# Aim of the task:
Check every line of the entries for "spin", and copy the lines that hold it.

** BEGIN Provided records **

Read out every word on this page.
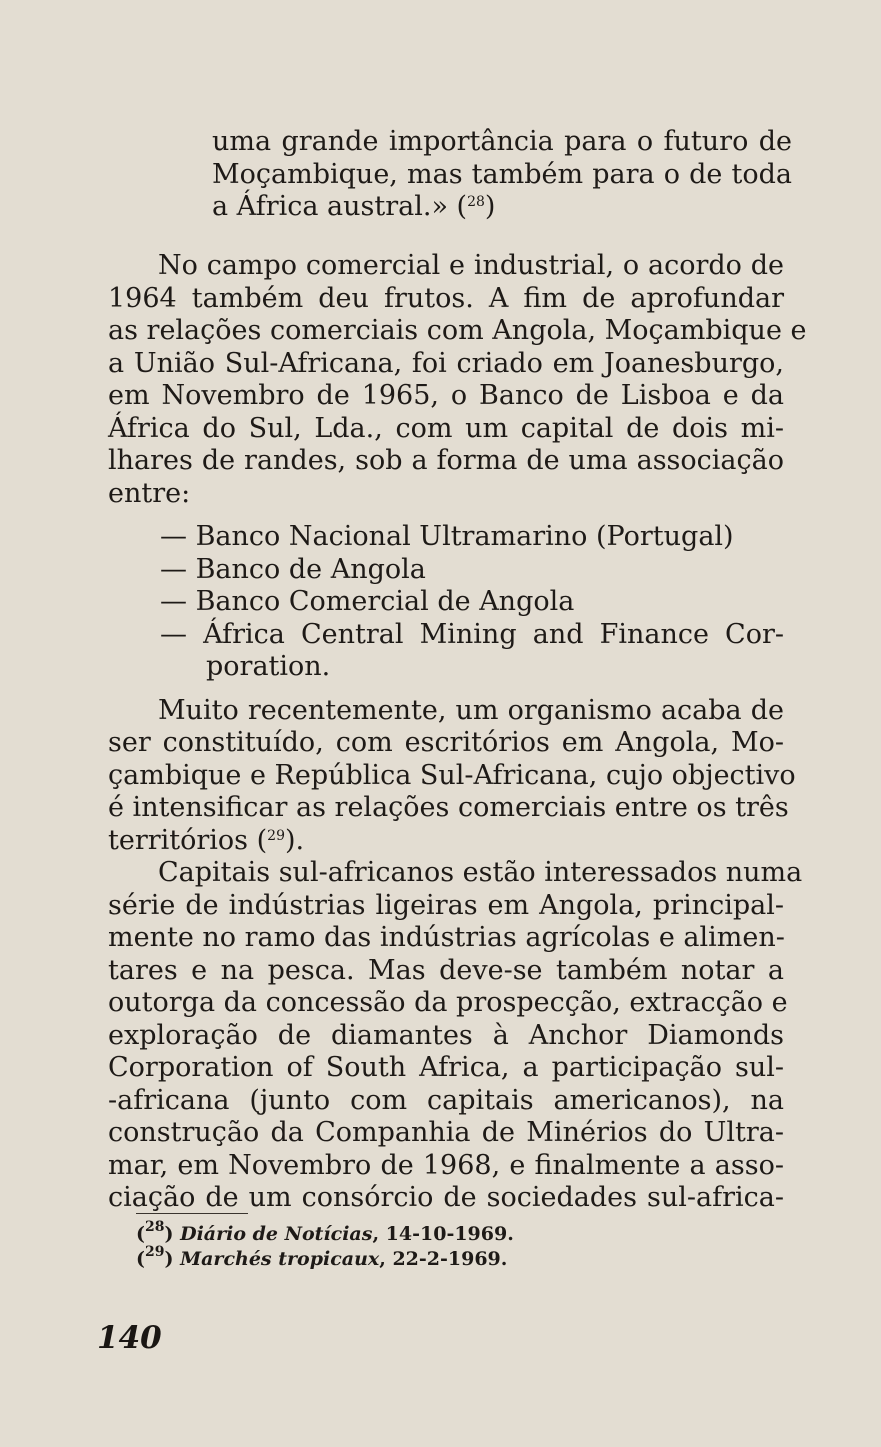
uma grande importância para o futuro de
Moçambique, mas também para o de toda
a África austral.» ($^{28}$)
No campo comercial e industrial, o acordo de
1964 também deu frutos. A fim de aprofundar
as relações comerciais com Angola, Moçambique e
a União Sul-Africana, foi criado em Joanesburgo,
em Novembro de 1965, o Banco de Lisboa e da
África do Sul, Lda., com um capital de dois mi-
lhares de randes, sob a forma de uma associação
entre:
— Banco Nacional Ultramarino (Portugal)
— Banco de Angola
— Banco Comercial de Angola
— África Central Mining and Finance Cor-
poration.
Muito recentemente, um organismo acaba de
ser constituído, com escritórios em Angola, Mo-
çambique e República Sul-Africana, cujo objectivo
é intensificar as relações comerciais entre os três
territórios ($^{29}$).
Capitais sul-africanos estão interessados numa
série de indústrias ligeiras em Angola, principal-
mente no ramo das indústrias agrícolas e alimen-
tares e na pesca. Mas deve-se também notar a
outorga da concessão da prospecção, extracção e
exploração de diamantes à Anchor Diamonds
Corporation of South Africa, a participação sul-
-africana (junto com capitais americanos), na
construção da Companhia de Minérios do Ultra-
mar, em Novembro de 1968, e finalmente a asso-
ciação de um consórcio de sociedades sul-africa-
($^{28}$) Diário de Notícias, 14-10-1969.
($^{29}$) Marchés tropicaux, 22-2-1969.
140
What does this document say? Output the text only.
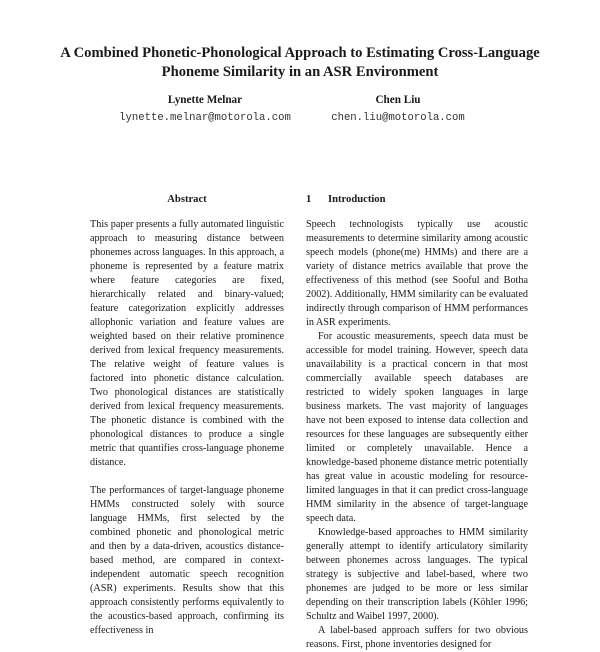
A Combined Phonetic-Phonological Approach to Estimating Cross-Language Phoneme Similarity in an ASR Environment
Lynette Melnar
lynette.melnar@motorola.com
Chen Liu
chen.liu@motorola.com
Abstract

This paper presents a fully automated linguistic approach to measuring distance between phonemes across languages. In this approach, a phoneme is represented by a feature matrix where feature categories are fixed, hierarchically related and binary-valued; feature categorization explicitly addresses allophonic variation and feature values are weighted based on their relative prominence derived from lexical frequency measurements. The relative weight of feature values is factored into phonetic distance calculation. Two phonological distances are statistically derived from lexical frequency measurements. The phonetic distance is combined with the phonological distances to produce a single metric that quantifies cross-language phoneme distance.

The performances of target-language phoneme HMMs constructed solely with source language HMMs, first selected by the combined phonetic and phonological metric and then by a data-driven, acoustics distance-based method, are compared in context-independent automatic speech recognition (ASR) experiments. Results show that this approach consistently performs equivalently to the acoustics-based approach, confirming its effectiveness in

1 Introduction

Speech technologists typically use acoustic measurements to determine similarity among acoustic speech models (phone(me) HMMs) and there are a variety of distance metrics available that prove the effectiveness of this method (see Sooful and Botha 2002). Additionally, HMM similarity can be evaluated indirectly through comparison of HMM performances in ASR experiments.

For acoustic measurements, speech data must be accessible for model training. However, speech data unavailability is a practical concern in that most commercially available speech databases are restricted to widely spoken languages in large business markets. The vast majority of languages have not been exposed to intense data collection and resources for these languages are subsequently either limited or completely unavailable. Hence a knowledge-based phoneme distance metric potentially has great value in acoustic modeling for resource-limited languages in that it can predict cross-language HMM similarity in the absence of target-language speech data.

Knowledge-based approaches to HMM similarity generally attempt to identify articulatory similarity between phonemes across languages. The typical strategy is subjective and label-based, where two phonemes are judged to be more or less similar depending on their transcription labels (Köhler 1996; Schultz and Waibel 1997, 2000).

A label-based approach suffers for two obvious reasons. First, phone inventories designed for
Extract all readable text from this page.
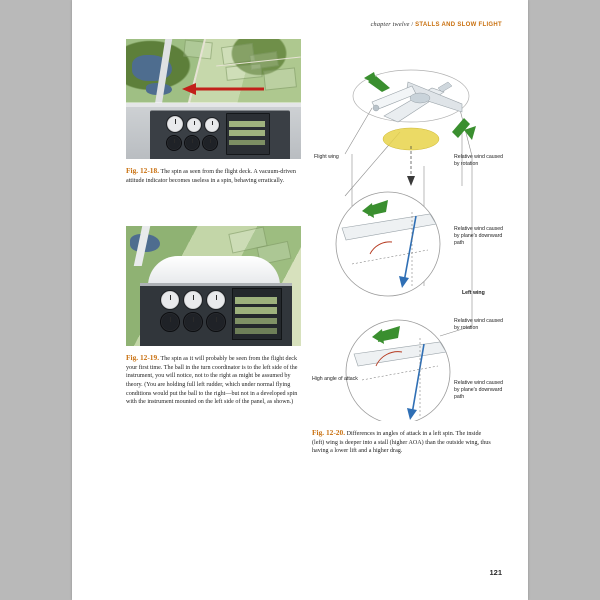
chapter twelve / STALLS AND SLOW FLIGHT
Fig. 12-18. The spin as seen from the flight deck. A vacuum-driven attitude indicator becomes useless in a spin, behaving erratically.
Fig. 12-19. The spin as it will probably be seen from the flight deck your first time. The ball in the turn coordinator is to the left side of the instrument, you will notice, not to the right as might be assumed by theory. (You are holding full left rudder, which under normal flying conditions would put the ball to the right—but not in a developed spin with the instrument mounted on the left side of the panel, as shown.)
Flight wing	Relative wind caused by rotation
Relative wind caused by plane's downward path
Left wing
Relative wind caused by rotation
High angle of attack
Relative wind caused by plane's downward path
Fig. 12-20. Differences in angles of attack in a left spin. The inside (left) wing is deeper into a stall (higher AOA) than the outside wing, thus having a lower lift and a higher drag.
121
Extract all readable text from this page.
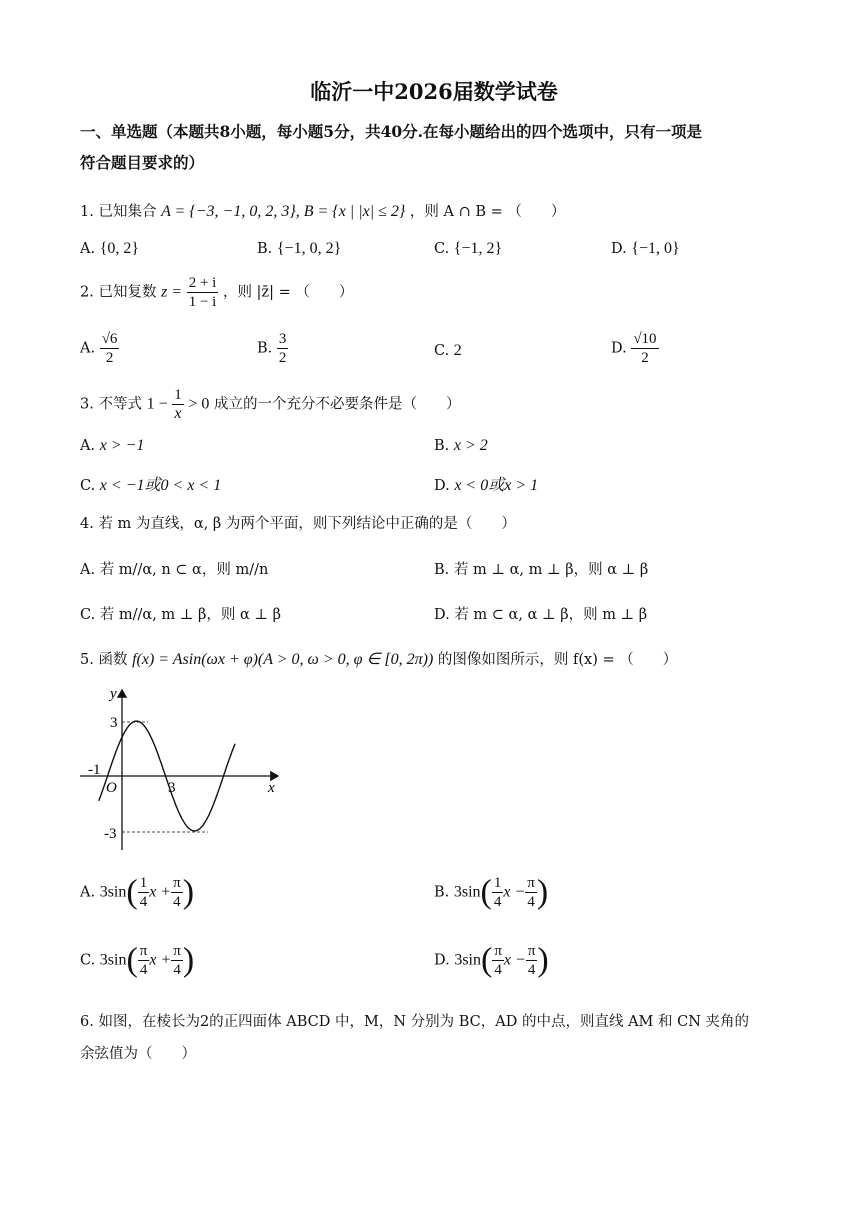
临沂一中2026届数学试卷
一、单选题（本题共8小题，每小题5分，共40分.在每小题给出的四个选项中，只有一项是
符合题目要求的）
1. 已知集合 A = {−3, −1, 0, 2, 3}, B = {x | |x| ≤ 2} ，则 A ∩ B = （　　）
A. {0, 2}	B. {−1, 0, 2}	C. {−1, 2}	D. {−1, 0}
2. 已知复数 $z = \frac{2 + i}{1 - i}$ ，则 |z̄| = （　　）
A. $\frac{√6}{2}$	B. $\frac{3}{2}$	C. 2	D. $\frac{√10}{2}$
3. 不等式 $1 - \frac{1}{x} > 0$ 成立的一个充分不必要条件是（　　）
A. x > −1	B. x > 2
C. x < −1或0 < x < 1	D. x < 0或x > 1
4. 若 m 为直线，α, β 为两个平面，则下列结论中正确的是（　　）
A. 若 m//α, n ⊂ α，则 m//n	B. 若 m ⊥ α, m ⊥ β，则 α ⊥ β
C. 若 m//α, m ⊥ β，则 α ⊥ β	D. 若 m ⊂ α, α ⊥ β，则 m ⊥ β
5. 函数 f(x) = Asin(ωx + φ)(A > 0, ω > 0, φ ∈ [0, 2π)) 的图像如图所示，则 f(x) = （　　）
y
x
O
3
-3
-1
3
A. $3\sin( \frac{1}{4}$ $x + \frac{\pi}{4}$ )	B. $3\sin( \frac{1}{4}$ $x - \frac{\pi}{4}$ )
C. $3\sin( \frac{\pi}{4}$ $x + \frac{\pi}{4}$ )	D. $3\sin( \frac{\pi}{4}$ $x - \frac{\pi}{4}$ )
6. 如图，在棱长为2的正四面体 ABCD 中，M，N 分别为 BC，AD 的中点，则直线 AM 和 CN 夹角的
余弦值为（　　）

** END Provided records **

# Right answer:
Fig. 12-18. The spin as seen from the flight deck. A vacuum-driven attitude indicator becomes useless in a spin, behaving erratically.
Fig. 12-19. The spin as it will probably be seen from the flight deck your first time. The ball in the turn coordinator is to the left side of the instrument, you will notice, not to the right as might be assumed by theory. (You are holding full left rudder, which under normal flying conditions would put the ball to the right—but not in a developed spin with the instrument mounted on the left side of the panel, as shown.)
Fig. 12-20. Differences in angles of attack in a left spin. The inside (left) wing is deeper into a stall (higher AOA) than the outside wing, thus having a lower lift and a higher drag.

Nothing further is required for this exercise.